* RECORDS SUPPLIED
+ + + +

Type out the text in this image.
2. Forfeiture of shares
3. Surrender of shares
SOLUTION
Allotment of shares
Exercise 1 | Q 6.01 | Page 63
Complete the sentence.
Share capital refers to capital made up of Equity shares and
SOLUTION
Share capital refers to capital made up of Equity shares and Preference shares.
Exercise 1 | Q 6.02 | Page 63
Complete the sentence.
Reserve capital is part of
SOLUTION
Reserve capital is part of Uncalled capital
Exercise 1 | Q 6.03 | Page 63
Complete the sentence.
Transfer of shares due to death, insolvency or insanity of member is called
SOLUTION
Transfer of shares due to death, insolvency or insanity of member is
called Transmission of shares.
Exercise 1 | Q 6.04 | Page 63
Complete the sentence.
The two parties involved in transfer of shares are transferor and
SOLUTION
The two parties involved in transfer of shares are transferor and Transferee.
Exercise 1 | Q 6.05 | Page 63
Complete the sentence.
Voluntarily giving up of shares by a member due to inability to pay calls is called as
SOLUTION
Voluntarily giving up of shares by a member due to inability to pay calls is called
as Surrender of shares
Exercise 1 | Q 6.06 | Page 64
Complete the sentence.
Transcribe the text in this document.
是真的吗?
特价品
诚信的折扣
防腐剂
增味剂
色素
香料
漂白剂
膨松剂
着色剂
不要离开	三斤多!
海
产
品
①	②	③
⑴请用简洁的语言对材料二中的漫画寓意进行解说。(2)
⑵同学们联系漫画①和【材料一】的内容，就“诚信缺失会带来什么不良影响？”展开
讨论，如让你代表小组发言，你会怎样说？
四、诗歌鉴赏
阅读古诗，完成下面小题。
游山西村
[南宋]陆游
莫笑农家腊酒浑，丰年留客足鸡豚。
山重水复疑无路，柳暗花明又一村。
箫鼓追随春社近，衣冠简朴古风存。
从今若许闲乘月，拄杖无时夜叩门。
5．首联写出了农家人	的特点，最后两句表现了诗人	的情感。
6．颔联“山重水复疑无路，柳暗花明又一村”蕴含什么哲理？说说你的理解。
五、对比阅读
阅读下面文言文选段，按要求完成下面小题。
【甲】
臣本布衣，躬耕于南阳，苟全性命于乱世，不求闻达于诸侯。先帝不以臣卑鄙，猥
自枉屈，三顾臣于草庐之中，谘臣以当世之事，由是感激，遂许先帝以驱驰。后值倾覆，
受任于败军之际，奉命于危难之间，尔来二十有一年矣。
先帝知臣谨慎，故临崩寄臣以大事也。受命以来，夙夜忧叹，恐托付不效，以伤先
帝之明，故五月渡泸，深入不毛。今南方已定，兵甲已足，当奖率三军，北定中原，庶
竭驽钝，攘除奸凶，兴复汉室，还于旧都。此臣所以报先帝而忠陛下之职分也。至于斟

+ + + +

Check the data for the word "refers" and pull out the lines that have it.

* WRITTEN REPLY
Share capital refers to capital made up of Equity shares and
Share capital refers to capital made up of Equity shares and Preference shares.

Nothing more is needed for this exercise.